Stated goal: According to the homebrewing discussion, what alcohol content does the summer beer have?

Text provided:
--- start ---

This beer was intended to be a nice easy drinking, low alcohol summer brew as it only has about 4% alc, I guess the wateryness isn't the worst thing that could have happened!
 
Yeah, I was going to say it could have been a lot of ice on the strawberries watered it down.

Not sure about the Malto Dextrin, but I will say that when I tasted my beer before bottling, it tasted watery too, but got much better in the bottle.

How's the strawberry flavor? Do you think it'd improve with the addition of a small amount of strawberry extract (or even a different flavor that would go well as a mix)? I know it sort of defeats the purpose of using fresh berries, but it may help.
 
The strawberry smell is AWESOME, the flavor is currently a little tart, so a little sweetness wouldn't hurt it at all if I could add some. From reading the other threads on the strawberry blondes, it seems that a longer keg/bottle conditioning time is needed to allow the beer to fully mature.

Would strawberry extract add much besides a pungent strawberry flavor? I made a blueberry ale and the extract was VERY artificial tasting.
 
The strawberry smell is AWESOME, the flavor is currently a little tart, so a little sweetness wouldn't hurt it at all if I could add some. From reading the other threads on the strawberry blondes, it seems that a longer keg/bottle conditioning time is needed to allow the beer to fully mature.

Would strawberry extract add much besides a pungent strawberry flavor? I made a blueberry ale and the extract was VERY artificial tasting.

That's the problem with extract, from what I hear, they taste artificial. I wasn't sure if when you said it tasted watered down if you meant the strawberry flavor wasn't coming through.
 
the problem with using real fruit is it will always be tart. You cannot expect a sweet flavor from fruit without added sugars. 6 lbs seems like way to much if you ask me, but if it got the profile your looking for, i guess it works.

my guess is the ice watered it down as well. you probably are past saving this batch. next time, try less berries, or perhaps up your grain bill.

Since you will be secondarying for a week, cut the primary short a little bit. add the berries around 1.020-1.025 so that you can pull when it gets to 1.010.

--- end ---

Entries provided:
--- start ---

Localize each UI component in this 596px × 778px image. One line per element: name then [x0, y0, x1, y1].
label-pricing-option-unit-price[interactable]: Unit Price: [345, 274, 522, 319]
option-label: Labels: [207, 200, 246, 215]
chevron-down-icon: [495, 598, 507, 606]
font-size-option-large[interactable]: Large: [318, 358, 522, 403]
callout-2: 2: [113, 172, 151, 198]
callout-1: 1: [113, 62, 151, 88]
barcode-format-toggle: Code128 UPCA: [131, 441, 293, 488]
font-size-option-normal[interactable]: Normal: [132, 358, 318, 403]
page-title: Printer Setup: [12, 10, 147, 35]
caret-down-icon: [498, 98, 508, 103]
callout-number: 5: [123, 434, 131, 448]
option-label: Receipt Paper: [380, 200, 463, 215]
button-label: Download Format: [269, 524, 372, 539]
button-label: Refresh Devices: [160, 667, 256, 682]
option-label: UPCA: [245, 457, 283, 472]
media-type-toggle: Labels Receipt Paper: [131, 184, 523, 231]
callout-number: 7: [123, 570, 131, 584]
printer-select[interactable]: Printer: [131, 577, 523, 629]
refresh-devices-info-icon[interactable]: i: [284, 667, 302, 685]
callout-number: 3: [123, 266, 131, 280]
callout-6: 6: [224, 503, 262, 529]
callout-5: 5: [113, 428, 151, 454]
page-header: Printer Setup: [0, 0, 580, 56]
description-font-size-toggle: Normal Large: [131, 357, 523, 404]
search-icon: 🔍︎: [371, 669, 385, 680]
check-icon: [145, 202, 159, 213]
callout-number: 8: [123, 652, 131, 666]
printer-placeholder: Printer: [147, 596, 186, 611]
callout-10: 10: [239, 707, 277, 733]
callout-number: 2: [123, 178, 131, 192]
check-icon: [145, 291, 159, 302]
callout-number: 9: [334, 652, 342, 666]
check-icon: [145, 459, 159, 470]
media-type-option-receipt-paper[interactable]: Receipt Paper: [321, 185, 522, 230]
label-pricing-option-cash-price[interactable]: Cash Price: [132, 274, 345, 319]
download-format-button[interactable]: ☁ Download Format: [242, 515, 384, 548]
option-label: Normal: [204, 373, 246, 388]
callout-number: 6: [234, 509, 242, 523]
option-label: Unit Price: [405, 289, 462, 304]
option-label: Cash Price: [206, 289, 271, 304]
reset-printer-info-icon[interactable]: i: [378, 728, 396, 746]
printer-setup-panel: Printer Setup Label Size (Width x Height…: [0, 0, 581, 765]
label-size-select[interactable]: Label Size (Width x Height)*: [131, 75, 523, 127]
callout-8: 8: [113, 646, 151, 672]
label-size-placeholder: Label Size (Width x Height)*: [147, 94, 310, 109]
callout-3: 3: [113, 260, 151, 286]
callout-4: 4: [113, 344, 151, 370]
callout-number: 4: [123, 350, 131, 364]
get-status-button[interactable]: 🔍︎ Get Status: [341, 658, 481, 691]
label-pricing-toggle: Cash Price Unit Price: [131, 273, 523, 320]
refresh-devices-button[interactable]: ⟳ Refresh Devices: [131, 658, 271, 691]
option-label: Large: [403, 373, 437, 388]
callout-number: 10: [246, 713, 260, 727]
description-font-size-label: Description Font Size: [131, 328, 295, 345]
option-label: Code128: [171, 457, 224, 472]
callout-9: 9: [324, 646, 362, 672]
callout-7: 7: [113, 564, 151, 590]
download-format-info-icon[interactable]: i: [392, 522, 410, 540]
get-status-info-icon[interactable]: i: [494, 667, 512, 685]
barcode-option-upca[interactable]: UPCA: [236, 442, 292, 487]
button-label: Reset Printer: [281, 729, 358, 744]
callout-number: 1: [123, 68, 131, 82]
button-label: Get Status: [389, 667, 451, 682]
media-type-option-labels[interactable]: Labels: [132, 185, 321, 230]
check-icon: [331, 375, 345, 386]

--- end ---

Complete response: About 4%.